■ **The exercise**: Leave out the pictures and transcribe everything else exactly.

Records contained in a dataset:
○ ○ ○ ○

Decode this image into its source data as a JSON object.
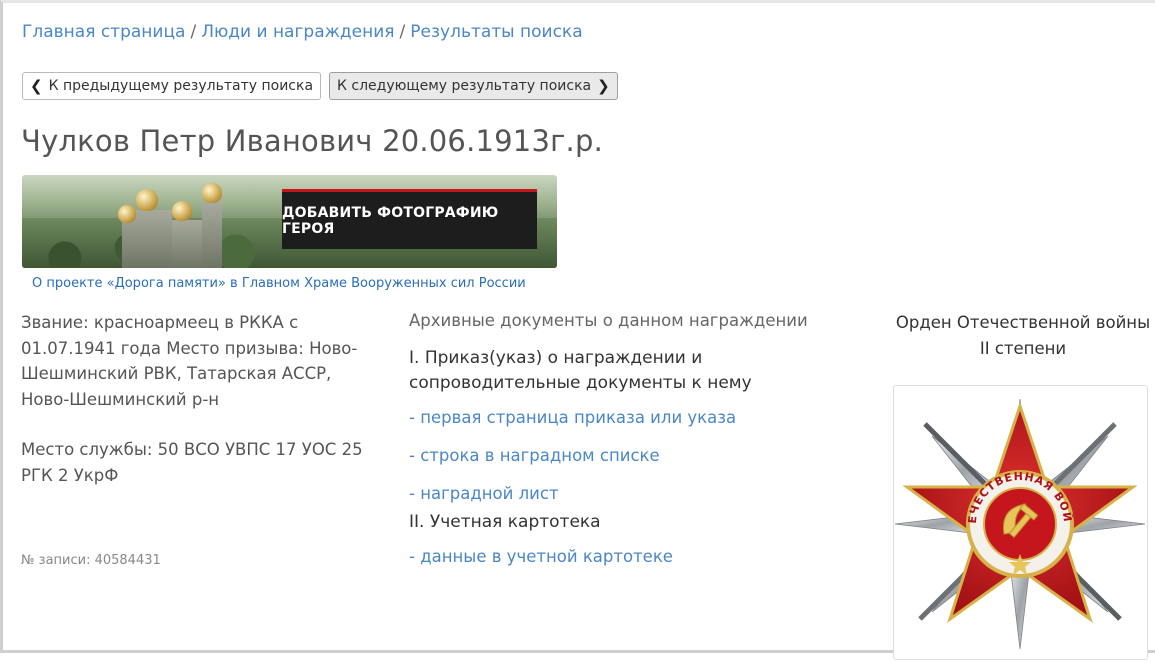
{
  "breadcrumb": [
    {
      "label": "Главная страница"
    },
    {
      "label": "Люди и награждения"
    },
    {
      "label": "Результаты поиска"
    }
  ],
  "breadcrumb_separator": "/",
  "nav": {
    "prev_label": "К предыдущему результату поиска",
    "next_label": "К следующему результату поиска",
    "prev_icon": "chevron-left-icon",
    "next_icon": "chevron-right-icon"
  },
  "person": {
    "title": "Чулков Петр Иванович 20.06.1913г.р.",
    "rank_info": "Звание: красноармеец в РККА с 01.07.1941 года Место призыва: Ново-Шешминский РВК, Татарская АССР, Ново-Шешминский р-н",
    "service_place": "Место службы: 50 ВСО УВПС 17 УОС 25 РГК 2 УкрФ",
    "record_no": "№ записи: 40584431"
  },
  "banner": {
    "cta_label": "ДОБАВИТЬ ФОТОГРАФИЮ ГЕРОЯ",
    "project_link": "О проекте «Дорога памяти» в Главном Храме Вооруженных сил России"
  },
  "archive": {
    "title": "Архивные документы о данном награждении",
    "section1_title": "I. Приказ(указ) о награждении и сопроводительные документы к нему",
    "section1_links": [
      {
        "label": "- первая страница приказа или указа"
      },
      {
        "label": "- строка в наградном списке"
      },
      {
        "label": "- наградной лист"
      }
    ],
    "section2_title": "II. Учетная картотека",
    "section2_links": [
      {
        "label": "- данные в учетной картотеке"
      }
    ]
  },
  "award": {
    "name": "Орден Отечественной войны II степени",
    "medal_text": "ОТЕЧЕСТВЕННАЯ ВОЙНА",
    "colors": {
      "star_red": "#c4161c",
      "silver": "#bfc3c8",
      "gold": "#d7b24a"
    }
  },
  "colors": {
    "link": "#4a87c7",
    "accent_red": "#c4161c"
  }
}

○ ○ ○ ○

■ **The response**:
Decode this image into its source data as a JSON object.
{
  "breadcrumb": [
    {
      "label": "Главная страница"
    },
    {
      "label": "Люди и награждения"
    },
    {
      "label": "Результаты поиска"
    }
  ],
  "breadcrumb_separator": "/",
  "nav": {
    "prev_label": "К предыдущему результату поиска",
    "next_label": "К следующему результату поиска",
    "prev_icon": "chevron-left-icon",
    "next_icon": "chevron-right-icon"
  },
  "person": {
    "title": "Чулков Петр Иванович 20.06.1913г.р.",
    "rank_info": "Звание: красноармеец в РККА с 01.07.1941 года Место призыва: Ново-Шешминский РВК, Татарская АССР, Ново-Шешминский р-н",
    "service_place": "Место службы: 50 ВСО УВПС 17 УОС 25 РГК 2 УкрФ",
    "record_no": "№ записи: 40584431"
  },
  "banner": {
    "cta_label": "ДОБАВИТЬ ФОТОГРАФИЮ ГЕРОЯ",
    "project_link": "О проекте «Дорога памяти» в Главном Храме Вооруженных сил России"
  },
  "archive": {
    "title": "Архивные документы о данном награждении",
    "section1_title": "I. Приказ(указ) о награждении и сопроводительные документы к нему",
    "section1_links": [
      {
        "label": "- первая страница приказа или указа"
      },
      {
        "label": "- строка в наградном списке"
      },
      {
        "label": "- наградной лист"
      }
    ],
    "section2_title": "II. Учетная картотека",
    "section2_links": [
      {
        "label": "- данные в учетной картотеке"
      }
    ]
  },
  "award": {
    "name": "Орден Отечественной войны II степени",
    "medal_text": "ОТЕЧЕСТВЕННАЯ ВОЙНА",
    "colors": {
      "star_red": "#c4161c",
      "silver": "#bfc3c8",
      "gold": "#d7b24a"
    }
  },
  "colors": {
    "link": "#4a87c7",
    "accent_red": "#c4161c"
  }
}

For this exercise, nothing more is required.